絵だけ見ても楽しいし、文は風景にまつわる、あるいは関係のない著者の考えたことなどでそれも読んで楽しい。著者は高名な水彩画家だが文をよくし、著書も多く文章力の評価が高い。
ページを開けば縁ある土地や行ったことのある場所の思い出に浸り、また時折出てくる絵の話に魅かれるといった具合。
自分の場合でいえば、次のような文。
・「消さない決まり」はその気になってやってみる値打ちがある。お勧めしたい。 (室津漁港)ー絵の描き方の話である。

・「わたしたちは、たとえばフランスの画家アンリ・ルソーの仕事や子どもの作品の持つ初々しさを、ナイーブ派という言葉で整理し、評価の「圏外」に置こうとしているきらいがある。いや、そうしなければ、「圏外」の絵の前では立ちすくむほかなかったのだ」(田園に咲いた花 大分 由布院)ー絵の第一人者の言だからこそ、心に響く。加えるに大分は、昔赴任して2年間働いた懐かしい地。初冬の由布岳の絵は心に沁みて迫るが、実際の山はもっと尖っていた。

・「雨は真珠か/夜明けの霧か」と歌う一節が、今も浮かんでくる。(雨は真珠 三浦半島・三崎港)ーしばらく島の通り矢のはなを望める辺りに住んでいたことがある北原白秋 の叙情歌「城ケ島の雨」 の話。ここはわが父祖の地でもあり、この曲を聴くと自分も島の常光寺の父母の墓などを思うのだ。

さて、氏は1926年生まれだから、現在米寿88歳。この連載は84歳から87歳の間に書かれたことになる。
絵を一見して、あ、絵が変わったと思った。もともと氏の絵は線描、淡彩で、どちらかといえばおだやかな落ち着いた雰囲気という先入観がある。
好きな作家で、その静かな絵は自分が水彩をやって見たいと思った動機のひとつにもなったように思う。
それが今回の「原風景」の絵の多くは鉛筆の線が弱くなり、むしろ消え、色彩の面が多くなっている。しかも強烈な色彩さえある。つまり輪郭線は鉛筆でなく面で表されている。受ける印象は総じて強い。
阿蘇根子岳、犬吠埼、九十九島、明日香村などとくにそれが目立つ。
もっとも若い時から色んな描き方をしているから、画風が変わったというわけではないだろう。自分の気のせいかもしれないとも思う。
最近の「絵のある自伝」(文藝春秋 2011)、「会えてよかった」(朝日新聞出版 2013)などの絵は、挿絵だから比較にならないが、絵が激しいように思う。
普通、高齢になると淡白な絵になるような気がするのだが、この人は若い時の方が静かで淡白な絵で、それが人気が出たようなところがある。すぐれた画家は、いつまでも常に変わるのだろうか。

画家があとがきで「その画の骨組み(デッサン)がしっかりしてさえいれば、そこにどんな木が生えていようと川が流れていようと、画に狂いがなくなる」と言っているのが、なにやら意味ありげである。

▸ **指示 1**: エントリの先頭から「header-referral-date[interactable]: მიმართვის თარიღი」を含む行まで、両端の行も含めてそのまま出力せよ。

▸ **提供資料**:
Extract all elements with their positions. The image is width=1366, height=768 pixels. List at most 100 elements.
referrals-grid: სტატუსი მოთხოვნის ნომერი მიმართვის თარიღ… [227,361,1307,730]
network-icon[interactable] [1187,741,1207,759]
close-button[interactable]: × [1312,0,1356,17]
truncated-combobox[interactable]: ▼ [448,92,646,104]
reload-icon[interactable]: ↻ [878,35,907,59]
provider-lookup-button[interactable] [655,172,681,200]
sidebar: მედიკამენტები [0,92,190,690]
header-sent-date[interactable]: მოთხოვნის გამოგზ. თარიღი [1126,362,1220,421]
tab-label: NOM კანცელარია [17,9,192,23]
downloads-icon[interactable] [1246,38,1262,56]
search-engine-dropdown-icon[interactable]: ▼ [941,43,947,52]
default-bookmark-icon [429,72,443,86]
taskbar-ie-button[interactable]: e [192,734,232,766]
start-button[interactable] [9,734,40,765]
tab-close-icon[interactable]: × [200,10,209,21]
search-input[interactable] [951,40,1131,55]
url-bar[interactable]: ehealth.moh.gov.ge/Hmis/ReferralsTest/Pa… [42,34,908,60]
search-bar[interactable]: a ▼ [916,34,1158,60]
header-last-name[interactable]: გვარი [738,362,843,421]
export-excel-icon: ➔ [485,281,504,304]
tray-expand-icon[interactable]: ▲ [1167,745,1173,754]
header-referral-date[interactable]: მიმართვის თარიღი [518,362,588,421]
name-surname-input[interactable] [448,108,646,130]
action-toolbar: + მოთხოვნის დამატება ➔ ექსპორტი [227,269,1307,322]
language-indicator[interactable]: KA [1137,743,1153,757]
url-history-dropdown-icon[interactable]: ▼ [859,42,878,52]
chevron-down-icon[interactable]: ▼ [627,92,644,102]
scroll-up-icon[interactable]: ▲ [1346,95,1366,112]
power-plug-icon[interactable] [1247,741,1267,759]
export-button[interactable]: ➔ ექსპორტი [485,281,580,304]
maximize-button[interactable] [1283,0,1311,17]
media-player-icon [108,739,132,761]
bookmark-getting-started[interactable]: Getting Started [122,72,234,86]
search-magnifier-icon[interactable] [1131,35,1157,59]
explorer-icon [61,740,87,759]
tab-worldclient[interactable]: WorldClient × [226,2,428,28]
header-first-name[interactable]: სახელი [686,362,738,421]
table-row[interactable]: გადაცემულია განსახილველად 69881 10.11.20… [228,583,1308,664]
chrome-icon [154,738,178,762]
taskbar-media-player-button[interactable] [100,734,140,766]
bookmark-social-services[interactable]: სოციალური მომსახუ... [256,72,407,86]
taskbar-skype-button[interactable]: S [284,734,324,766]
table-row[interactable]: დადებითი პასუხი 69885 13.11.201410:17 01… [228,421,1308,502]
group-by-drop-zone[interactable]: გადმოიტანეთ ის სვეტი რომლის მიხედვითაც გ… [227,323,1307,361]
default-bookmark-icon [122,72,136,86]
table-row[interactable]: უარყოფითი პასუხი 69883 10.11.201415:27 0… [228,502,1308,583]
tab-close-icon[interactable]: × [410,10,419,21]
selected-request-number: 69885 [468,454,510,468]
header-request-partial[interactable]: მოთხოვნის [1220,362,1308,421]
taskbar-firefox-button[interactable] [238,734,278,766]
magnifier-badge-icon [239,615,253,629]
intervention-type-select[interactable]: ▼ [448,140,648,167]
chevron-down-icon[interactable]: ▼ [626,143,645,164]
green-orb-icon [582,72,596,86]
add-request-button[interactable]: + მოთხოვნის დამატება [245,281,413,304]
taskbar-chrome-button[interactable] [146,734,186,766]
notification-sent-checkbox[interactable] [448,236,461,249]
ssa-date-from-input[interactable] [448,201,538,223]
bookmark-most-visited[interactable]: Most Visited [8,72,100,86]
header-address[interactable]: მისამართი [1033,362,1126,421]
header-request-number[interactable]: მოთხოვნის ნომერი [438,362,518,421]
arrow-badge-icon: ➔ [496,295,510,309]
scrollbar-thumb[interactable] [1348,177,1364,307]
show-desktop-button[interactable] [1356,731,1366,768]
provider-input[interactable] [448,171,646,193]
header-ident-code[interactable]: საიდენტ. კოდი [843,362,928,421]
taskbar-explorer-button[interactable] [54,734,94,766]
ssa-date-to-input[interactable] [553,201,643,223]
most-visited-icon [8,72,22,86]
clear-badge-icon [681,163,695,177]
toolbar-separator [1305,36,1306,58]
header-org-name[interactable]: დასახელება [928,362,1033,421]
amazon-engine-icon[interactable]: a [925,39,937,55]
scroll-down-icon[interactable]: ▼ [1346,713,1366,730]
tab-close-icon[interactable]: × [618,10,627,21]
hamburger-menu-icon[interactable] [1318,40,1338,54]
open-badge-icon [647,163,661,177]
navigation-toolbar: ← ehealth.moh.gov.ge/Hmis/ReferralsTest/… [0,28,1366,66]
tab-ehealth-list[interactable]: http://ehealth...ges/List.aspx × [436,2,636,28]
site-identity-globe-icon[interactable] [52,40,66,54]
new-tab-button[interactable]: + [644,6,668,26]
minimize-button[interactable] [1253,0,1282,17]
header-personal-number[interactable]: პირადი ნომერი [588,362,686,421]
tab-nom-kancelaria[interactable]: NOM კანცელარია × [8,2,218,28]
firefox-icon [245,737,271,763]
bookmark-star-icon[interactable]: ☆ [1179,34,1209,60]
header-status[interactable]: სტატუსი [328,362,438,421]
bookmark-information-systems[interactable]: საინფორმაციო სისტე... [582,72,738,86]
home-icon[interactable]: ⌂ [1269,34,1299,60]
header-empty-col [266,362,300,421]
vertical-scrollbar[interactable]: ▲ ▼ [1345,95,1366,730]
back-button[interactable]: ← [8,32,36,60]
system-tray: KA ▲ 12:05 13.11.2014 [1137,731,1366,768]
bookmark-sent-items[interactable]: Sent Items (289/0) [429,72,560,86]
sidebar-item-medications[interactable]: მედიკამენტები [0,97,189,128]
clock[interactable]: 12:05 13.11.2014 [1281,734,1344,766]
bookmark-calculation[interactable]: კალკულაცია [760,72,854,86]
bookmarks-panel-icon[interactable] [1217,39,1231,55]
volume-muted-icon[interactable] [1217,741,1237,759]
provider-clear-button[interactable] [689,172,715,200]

▸ **指示 2**: 記事によると、著者は何年生まれか。

▸ **出力全文 1**:
Extract all elements with their positions. The image is width=1366, height=768 pixels. List at most 100 elements.
referrals-grid: სტატუსი მოთხოვნის ნომერი მიმართვის თარიღ… [227,361,1307,730]
network-icon[interactable] [1187,741,1207,759]
close-button[interactable]: × [1312,0,1356,17]
truncated-combobox[interactable]: ▼ [448,92,646,104]
reload-icon[interactable]: ↻ [878,35,907,59]
provider-lookup-button[interactable] [655,172,681,200]
sidebar: მედიკამენტები [0,92,190,690]
header-sent-date[interactable]: მოთხოვნის გამოგზ. თარიღი [1126,362,1220,421]
tab-label: NOM კანცელარია [17,9,192,23]
downloads-icon[interactable] [1246,38,1262,56]
search-engine-dropdown-icon[interactable]: ▼ [941,43,947,52]
default-bookmark-icon [429,72,443,86]
taskbar-ie-button[interactable]: e [192,734,232,766]
start-button[interactable] [9,734,40,765]
tab-close-icon[interactable]: × [200,10,209,21]
search-input[interactable] [951,40,1131,55]
url-bar[interactable]: ehealth.moh.gov.ge/Hmis/ReferralsTest/Pa… [42,34,908,60]
search-bar[interactable]: a ▼ [916,34,1158,60]
header-last-name[interactable]: გვარი [738,362,843,421]
export-excel-icon: ➔ [485,281,504,304]
tray-expand-icon[interactable]: ▲ [1167,745,1173,754]
header-referral-date[interactable]: მიმართვის თარიღი [518,362,588,421]

▸ **出力全文 2**: 1926年生まれ。